━━━━━ MATERIALS PROVIDED

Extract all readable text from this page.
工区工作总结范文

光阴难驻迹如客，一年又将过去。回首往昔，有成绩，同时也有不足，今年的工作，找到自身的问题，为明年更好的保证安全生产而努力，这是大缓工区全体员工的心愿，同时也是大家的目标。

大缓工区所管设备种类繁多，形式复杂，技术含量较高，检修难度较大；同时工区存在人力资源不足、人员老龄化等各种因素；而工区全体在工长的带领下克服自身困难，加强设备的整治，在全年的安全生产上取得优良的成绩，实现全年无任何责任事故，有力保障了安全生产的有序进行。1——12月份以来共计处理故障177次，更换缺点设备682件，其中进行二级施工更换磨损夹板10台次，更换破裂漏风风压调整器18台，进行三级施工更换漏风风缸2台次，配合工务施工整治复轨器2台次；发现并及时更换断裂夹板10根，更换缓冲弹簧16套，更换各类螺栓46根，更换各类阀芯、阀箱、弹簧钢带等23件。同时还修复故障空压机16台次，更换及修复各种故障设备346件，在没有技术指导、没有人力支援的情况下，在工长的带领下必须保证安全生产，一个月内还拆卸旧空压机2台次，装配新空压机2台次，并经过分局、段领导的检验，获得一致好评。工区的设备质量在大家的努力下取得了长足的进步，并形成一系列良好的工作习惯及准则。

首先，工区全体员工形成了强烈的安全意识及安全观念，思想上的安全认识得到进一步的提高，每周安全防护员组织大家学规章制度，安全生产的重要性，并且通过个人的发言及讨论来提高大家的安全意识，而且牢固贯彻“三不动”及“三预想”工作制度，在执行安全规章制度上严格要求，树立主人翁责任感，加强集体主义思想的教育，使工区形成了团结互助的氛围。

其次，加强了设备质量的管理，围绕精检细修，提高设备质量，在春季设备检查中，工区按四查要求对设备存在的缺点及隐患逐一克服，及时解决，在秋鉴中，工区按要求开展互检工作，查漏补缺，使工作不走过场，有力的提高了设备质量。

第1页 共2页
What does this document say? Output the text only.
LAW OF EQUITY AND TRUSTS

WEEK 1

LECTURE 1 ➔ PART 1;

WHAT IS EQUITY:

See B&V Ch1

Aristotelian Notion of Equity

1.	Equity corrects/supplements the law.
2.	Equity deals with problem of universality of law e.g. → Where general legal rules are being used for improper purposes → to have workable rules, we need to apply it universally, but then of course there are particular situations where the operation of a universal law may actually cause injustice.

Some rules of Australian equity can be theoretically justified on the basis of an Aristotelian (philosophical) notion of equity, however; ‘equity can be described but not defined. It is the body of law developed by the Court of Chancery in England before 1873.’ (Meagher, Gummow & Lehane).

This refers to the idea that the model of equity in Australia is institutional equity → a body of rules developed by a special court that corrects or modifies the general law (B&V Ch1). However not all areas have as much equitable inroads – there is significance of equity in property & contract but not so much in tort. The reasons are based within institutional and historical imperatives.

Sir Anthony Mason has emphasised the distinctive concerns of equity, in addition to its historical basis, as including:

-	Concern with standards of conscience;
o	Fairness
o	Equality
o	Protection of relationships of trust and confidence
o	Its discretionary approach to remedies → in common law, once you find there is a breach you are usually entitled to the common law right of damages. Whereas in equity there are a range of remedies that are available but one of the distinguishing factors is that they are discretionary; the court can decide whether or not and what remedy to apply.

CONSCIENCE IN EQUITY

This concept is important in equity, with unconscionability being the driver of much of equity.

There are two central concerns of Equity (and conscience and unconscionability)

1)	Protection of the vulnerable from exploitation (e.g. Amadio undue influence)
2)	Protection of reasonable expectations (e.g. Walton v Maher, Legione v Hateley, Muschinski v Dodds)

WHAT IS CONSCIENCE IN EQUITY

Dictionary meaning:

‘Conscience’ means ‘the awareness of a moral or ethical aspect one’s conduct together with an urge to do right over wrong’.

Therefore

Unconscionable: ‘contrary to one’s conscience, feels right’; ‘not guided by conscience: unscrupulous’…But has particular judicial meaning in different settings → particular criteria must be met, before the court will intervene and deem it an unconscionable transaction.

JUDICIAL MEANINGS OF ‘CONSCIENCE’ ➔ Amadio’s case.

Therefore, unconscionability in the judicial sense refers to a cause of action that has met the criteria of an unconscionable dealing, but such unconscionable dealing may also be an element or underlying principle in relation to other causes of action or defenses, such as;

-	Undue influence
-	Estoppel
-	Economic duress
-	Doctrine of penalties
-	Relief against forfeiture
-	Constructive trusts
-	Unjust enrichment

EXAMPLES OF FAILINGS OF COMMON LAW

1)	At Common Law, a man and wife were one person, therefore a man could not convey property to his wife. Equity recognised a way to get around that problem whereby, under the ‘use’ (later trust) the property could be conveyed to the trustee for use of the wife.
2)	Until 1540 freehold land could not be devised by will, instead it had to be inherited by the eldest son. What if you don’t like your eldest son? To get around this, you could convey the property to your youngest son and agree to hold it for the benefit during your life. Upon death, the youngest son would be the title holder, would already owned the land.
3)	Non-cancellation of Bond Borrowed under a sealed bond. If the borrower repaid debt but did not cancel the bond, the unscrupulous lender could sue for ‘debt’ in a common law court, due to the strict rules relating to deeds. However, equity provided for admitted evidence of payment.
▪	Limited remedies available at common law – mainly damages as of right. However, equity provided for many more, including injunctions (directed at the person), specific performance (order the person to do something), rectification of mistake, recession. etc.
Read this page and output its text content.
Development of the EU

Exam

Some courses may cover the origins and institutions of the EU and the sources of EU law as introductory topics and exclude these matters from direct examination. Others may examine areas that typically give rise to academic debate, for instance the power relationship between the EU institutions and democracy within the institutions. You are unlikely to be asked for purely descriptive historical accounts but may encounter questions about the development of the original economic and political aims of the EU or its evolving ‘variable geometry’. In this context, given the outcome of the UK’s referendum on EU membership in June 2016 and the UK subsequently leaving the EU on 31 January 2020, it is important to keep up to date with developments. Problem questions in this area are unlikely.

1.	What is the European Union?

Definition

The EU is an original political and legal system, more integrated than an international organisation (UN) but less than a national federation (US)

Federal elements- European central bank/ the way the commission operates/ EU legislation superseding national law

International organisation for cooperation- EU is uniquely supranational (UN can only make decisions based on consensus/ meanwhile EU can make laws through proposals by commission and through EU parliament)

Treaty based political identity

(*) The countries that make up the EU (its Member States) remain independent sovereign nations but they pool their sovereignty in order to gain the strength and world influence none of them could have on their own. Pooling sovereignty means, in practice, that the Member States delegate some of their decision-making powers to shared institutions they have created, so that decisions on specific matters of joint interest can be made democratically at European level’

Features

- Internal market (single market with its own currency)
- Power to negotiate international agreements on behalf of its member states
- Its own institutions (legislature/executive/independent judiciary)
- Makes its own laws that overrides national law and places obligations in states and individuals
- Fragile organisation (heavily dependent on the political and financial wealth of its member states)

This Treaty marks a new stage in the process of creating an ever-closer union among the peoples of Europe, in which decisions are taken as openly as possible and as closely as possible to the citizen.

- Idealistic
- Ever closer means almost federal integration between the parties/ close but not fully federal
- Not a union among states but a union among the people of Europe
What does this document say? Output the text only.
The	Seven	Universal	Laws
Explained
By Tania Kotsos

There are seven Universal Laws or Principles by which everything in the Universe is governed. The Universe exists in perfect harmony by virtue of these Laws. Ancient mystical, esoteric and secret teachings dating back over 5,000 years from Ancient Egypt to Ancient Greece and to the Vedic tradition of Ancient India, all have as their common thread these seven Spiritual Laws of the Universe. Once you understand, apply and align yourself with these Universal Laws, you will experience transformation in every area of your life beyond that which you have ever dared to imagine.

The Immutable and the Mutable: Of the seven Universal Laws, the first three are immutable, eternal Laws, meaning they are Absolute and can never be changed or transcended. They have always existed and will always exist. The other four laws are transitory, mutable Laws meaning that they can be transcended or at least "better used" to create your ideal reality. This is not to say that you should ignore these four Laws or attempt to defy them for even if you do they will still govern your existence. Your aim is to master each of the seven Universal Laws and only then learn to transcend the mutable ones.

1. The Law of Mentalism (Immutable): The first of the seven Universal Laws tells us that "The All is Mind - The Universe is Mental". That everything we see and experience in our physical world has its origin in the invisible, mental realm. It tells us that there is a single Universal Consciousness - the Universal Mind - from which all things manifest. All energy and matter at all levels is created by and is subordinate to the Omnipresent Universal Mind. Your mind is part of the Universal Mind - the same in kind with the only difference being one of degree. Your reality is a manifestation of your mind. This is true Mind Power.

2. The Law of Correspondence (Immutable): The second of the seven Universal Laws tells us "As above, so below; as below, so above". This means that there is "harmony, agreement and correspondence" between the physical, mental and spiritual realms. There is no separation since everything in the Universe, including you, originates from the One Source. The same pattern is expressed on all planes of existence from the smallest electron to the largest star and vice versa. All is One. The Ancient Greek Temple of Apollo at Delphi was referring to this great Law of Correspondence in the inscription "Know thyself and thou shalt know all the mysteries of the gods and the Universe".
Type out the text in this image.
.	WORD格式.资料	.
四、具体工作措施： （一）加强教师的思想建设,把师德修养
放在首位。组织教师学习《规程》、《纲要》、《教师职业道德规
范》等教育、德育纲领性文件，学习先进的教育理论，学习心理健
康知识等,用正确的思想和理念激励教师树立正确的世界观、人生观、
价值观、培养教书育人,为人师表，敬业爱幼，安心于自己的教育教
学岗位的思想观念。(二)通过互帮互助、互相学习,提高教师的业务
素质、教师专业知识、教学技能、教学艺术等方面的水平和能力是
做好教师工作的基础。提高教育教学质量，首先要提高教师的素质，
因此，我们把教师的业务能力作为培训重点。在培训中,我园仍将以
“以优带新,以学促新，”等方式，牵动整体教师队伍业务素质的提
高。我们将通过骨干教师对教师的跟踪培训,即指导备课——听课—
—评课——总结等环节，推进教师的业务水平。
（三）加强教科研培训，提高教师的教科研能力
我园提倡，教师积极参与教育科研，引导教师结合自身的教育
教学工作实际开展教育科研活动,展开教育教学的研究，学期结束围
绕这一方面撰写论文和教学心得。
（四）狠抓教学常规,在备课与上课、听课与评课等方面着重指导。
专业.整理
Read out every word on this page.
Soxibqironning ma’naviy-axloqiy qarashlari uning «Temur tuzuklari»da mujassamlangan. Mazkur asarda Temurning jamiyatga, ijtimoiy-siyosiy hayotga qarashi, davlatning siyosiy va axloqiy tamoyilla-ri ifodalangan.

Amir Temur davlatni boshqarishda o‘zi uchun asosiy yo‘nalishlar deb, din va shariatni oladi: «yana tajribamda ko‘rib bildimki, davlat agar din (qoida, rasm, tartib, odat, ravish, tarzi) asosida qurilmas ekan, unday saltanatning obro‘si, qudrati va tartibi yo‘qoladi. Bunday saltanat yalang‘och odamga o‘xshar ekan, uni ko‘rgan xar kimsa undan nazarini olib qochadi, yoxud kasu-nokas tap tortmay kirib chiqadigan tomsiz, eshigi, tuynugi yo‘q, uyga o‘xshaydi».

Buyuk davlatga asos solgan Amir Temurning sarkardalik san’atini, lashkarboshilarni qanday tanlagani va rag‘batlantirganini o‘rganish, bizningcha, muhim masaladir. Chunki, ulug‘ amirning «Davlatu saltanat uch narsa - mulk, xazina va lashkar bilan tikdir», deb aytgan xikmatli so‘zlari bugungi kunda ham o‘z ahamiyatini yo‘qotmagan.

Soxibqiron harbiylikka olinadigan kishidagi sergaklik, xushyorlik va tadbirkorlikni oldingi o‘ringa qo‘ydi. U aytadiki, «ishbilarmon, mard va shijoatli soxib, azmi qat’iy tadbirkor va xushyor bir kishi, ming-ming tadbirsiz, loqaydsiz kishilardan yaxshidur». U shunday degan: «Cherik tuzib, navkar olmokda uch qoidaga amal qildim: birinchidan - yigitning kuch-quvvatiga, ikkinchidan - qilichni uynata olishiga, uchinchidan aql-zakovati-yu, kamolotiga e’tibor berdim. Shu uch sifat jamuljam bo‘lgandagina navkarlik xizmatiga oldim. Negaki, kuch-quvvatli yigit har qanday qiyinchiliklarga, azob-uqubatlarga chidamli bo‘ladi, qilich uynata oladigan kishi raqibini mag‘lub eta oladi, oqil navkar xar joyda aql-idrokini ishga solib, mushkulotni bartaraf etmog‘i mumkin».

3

━━━━━━━━━━

→ EXERCISE TASK
Gather all lines from the listing above in which "convey" occurs.

→ TASK RESULT
1)	At Common Law, a man and wife were one person, therefore a man could not convey property to his wife. Equity recognised a way to get around that problem whereby, under the ‘use’ (later trust) the property could be conveyed to the trustee for use of the wife.
2)	Until 1540 freehold land could not be devised by will, instead it had to be inherited by the eldest son. What if you don’t like your eldest son? To get around this, you could convey the property to your youngest son and agree to hold it for the benefit during your life. Upon death, the youngest son would be the title holder, would already owned the land.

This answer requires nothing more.